* Entries provided *

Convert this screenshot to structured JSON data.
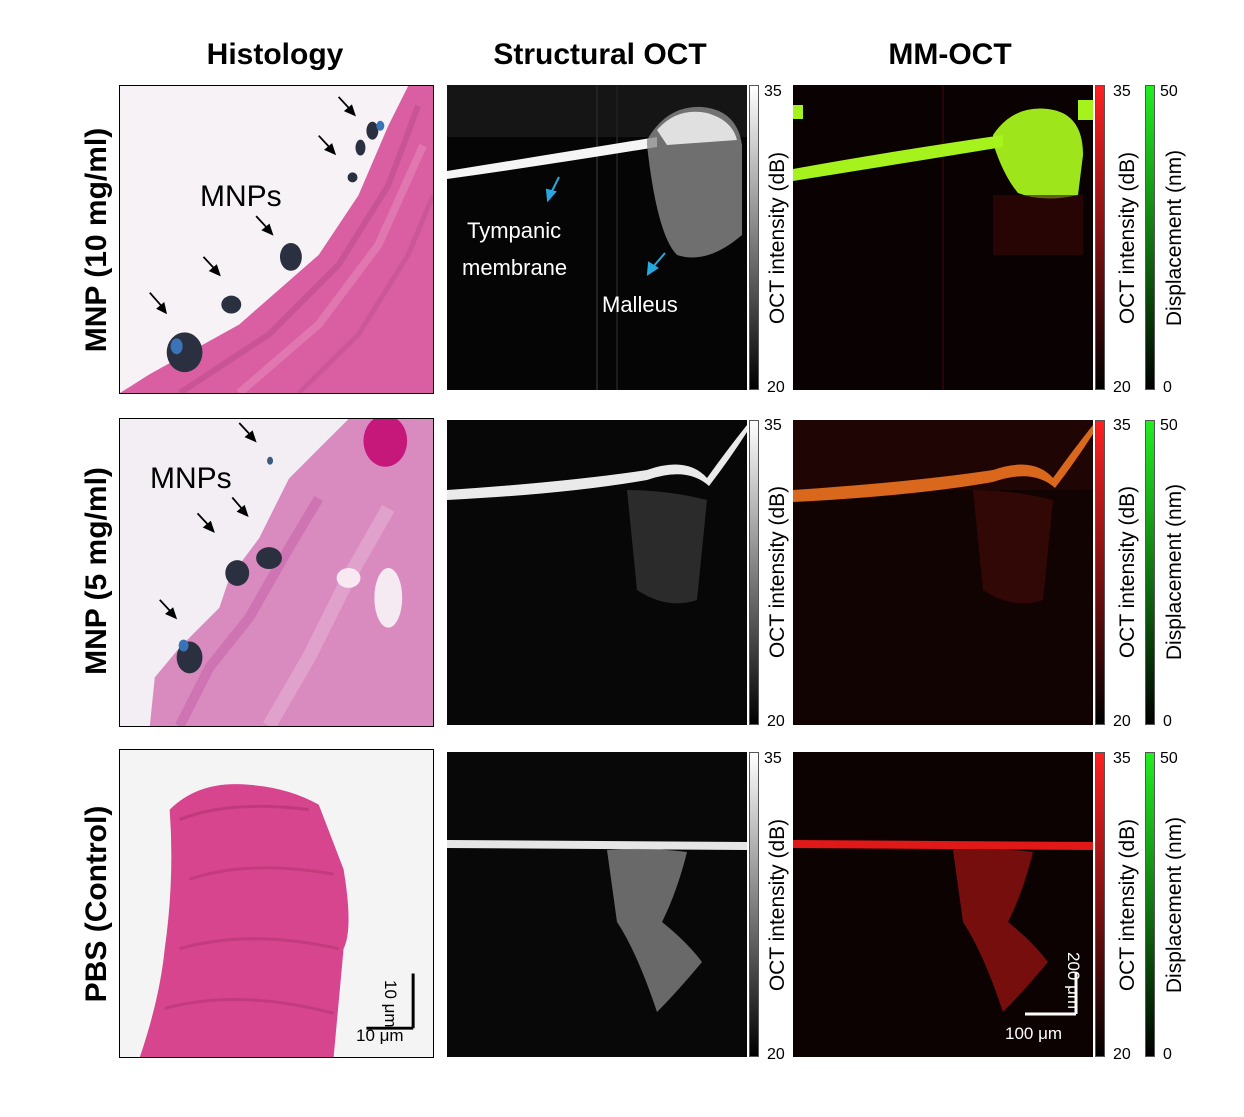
{
  "columns": {
    "histology": "Histology",
    "structural": "Structural OCT",
    "mmoct": "MM-OCT"
  },
  "rows": [
    {
      "label": "MNP (10 mg/ml)"
    },
    {
      "label": "MNP (5 mg/ml)"
    },
    {
      "label": "PBS (Control)"
    }
  ],
  "annotations": {
    "mnps_row1": "MNPs",
    "mnps_row2": "MNPs",
    "tympanic_line1": "Tympanic",
    "tympanic_line2": "membrane",
    "malleus": "Malleus"
  },
  "colorbars": {
    "oct_label": "OCT intensity (dB)",
    "disp_label": "Displacement (nm)",
    "oct_max": "35",
    "oct_min": "20",
    "disp_max": "50",
    "disp_min": "0"
  },
  "scalebars": {
    "histo_vertical": "10 μm",
    "histo_horizontal": "10 μm",
    "oct_vertical": "200 μm",
    "oct_horizontal": "100 μm"
  },
  "colors": {
    "tissue_pink": "#d8609c",
    "mnp_dark": "#2a3040",
    "arrow_blue": "#29a8e0",
    "displacement_green": "#a6f21c",
    "oct_red": "#e01818"
  }
}
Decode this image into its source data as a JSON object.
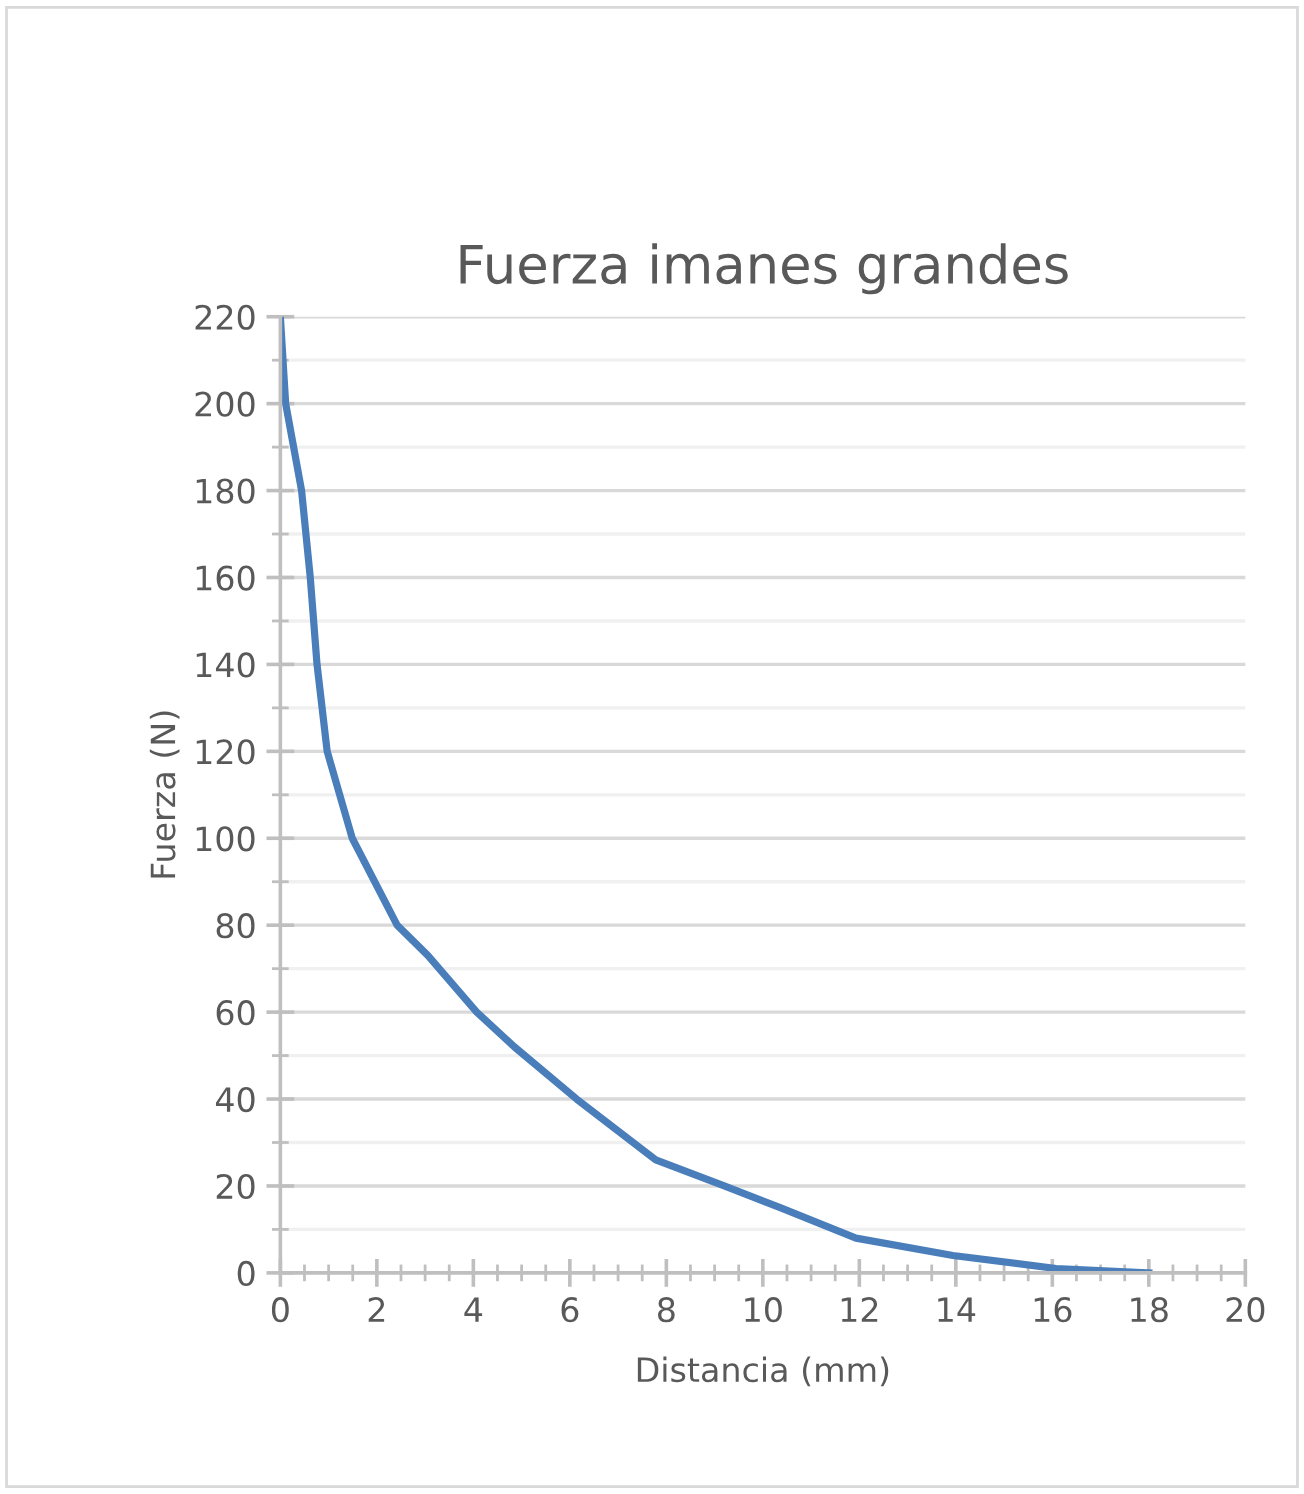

* Aim *
State, as a number only, how many lines in the entries include "data".

* The solution *
2